En 2009, durante los primeros días de un brote de gripe H1N1 en México, la Secretaría de Salud inmediatamente desplegó una serie de medidas al estilo de 1918. Los casos sospechosos fueron aislados. Las escuelas fueron cerradas. Se prohibieron las reuniones públicas, entre ellas un torneo regional de fútbol.
Aunque estas decisiones funcionaron para limitar nuevos casos de influenza, fueron revertidas 18 días después, en parte por su alto costo social y económico. Pero, más importante aún fue que, si bien el virus de la gripe H1N1 circuló de manera generalizada —el brote fue, sin duda, una pandemia— resultó ser igual de letal que cualquier variedad común de influenza estacional. (La influenza común mata a alrededor de 35.000 personas al año solo en Estados Unidos). El gobierno mexicano concluyó, de manera acertada, que las medidas rigurosas que había implementado debían ser eliminadas debido al número relativamente limitado de bajas por la enfermedad —de entre 4200 y 12.000 fallecidos— incluso si podía seguir propagándose.

__FILAS DADAS__:
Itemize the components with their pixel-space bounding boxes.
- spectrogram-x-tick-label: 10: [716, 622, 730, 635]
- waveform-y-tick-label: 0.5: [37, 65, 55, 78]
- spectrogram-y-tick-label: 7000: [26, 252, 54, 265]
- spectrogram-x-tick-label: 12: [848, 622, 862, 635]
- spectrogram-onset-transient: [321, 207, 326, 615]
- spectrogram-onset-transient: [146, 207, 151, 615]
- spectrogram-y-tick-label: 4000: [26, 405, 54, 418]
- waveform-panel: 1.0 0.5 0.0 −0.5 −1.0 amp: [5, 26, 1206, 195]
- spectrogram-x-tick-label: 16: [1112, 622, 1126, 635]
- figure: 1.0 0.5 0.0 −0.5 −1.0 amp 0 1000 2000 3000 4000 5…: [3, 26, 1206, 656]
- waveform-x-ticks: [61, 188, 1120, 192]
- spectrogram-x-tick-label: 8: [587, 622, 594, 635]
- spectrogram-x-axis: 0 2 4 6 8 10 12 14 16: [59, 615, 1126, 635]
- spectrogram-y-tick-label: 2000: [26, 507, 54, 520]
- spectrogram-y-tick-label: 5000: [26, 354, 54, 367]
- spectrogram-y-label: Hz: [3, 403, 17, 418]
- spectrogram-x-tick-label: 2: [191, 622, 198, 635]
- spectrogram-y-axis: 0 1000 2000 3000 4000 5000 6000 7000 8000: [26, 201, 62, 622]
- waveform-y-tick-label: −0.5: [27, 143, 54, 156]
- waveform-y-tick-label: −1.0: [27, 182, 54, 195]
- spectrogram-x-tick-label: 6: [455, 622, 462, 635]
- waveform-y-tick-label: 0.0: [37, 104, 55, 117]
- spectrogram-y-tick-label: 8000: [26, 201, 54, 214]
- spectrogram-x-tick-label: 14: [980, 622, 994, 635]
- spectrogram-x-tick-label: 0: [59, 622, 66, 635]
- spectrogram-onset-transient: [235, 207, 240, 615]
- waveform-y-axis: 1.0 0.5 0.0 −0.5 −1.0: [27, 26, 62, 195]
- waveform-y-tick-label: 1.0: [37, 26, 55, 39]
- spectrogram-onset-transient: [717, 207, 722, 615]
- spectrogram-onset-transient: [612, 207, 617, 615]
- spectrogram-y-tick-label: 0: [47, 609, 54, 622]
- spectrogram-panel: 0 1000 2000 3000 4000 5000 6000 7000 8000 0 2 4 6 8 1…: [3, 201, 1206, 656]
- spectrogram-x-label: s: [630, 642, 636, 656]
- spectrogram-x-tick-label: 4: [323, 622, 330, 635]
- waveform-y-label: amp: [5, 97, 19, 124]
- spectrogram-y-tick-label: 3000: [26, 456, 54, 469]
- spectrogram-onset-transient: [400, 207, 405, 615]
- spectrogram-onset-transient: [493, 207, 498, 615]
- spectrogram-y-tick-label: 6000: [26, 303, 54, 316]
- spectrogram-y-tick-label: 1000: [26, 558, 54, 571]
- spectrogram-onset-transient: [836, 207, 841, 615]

__ACTIVIDAD 1__:
Responde con datos del texto sobre la gripe H1N1 en México:
(a) ¿Qué evento se menciona entre las reuniones públicas prohibidas?
(b) ¿Cuántos días después se revirtieron las medidas?
(c) ¿Entre cuántos fallecidos dejó la enfermedad?
__ACTIVIDAD 2__: Según el texto sobre la gripe H1N1, ¿por qué el gobierno mexicano eliminó las medidas rigurosas aunque la enfermedad podía seguir propagándose?
__ACTIVIDAD 3__: Copia sin cambios la parte del texto sobre la gripe H1N1 que empieza en las palabras "En 2009, durante" y termina después de "regional de fútbol.".

__RESPUESTA 1__:
(a) Un torneo regional de fútbol.
(b) 18 días después.
(c) Entre 4200 y 12.000 fallecidos.

__RESPUESTA 2__: El número de bajas por la enfermedad fue relativamente limitado, porque el virus resultó igual de letal que cualquier influenza estacional común. Además, las medidas tenían un alto costo social y económico.

__RESPUESTA 3__:
En 2009, durante los primeros días de un brote de gripe H1N1 en México, la Secretaría de Salud inmediatamente desplegó una serie de medidas al estilo de 1918. Los casos sospechosos fueron aislados. Las escuelas fueron cerradas. Se prohibieron las reuniones públicas, entre ellas un torneo regional de fútbol.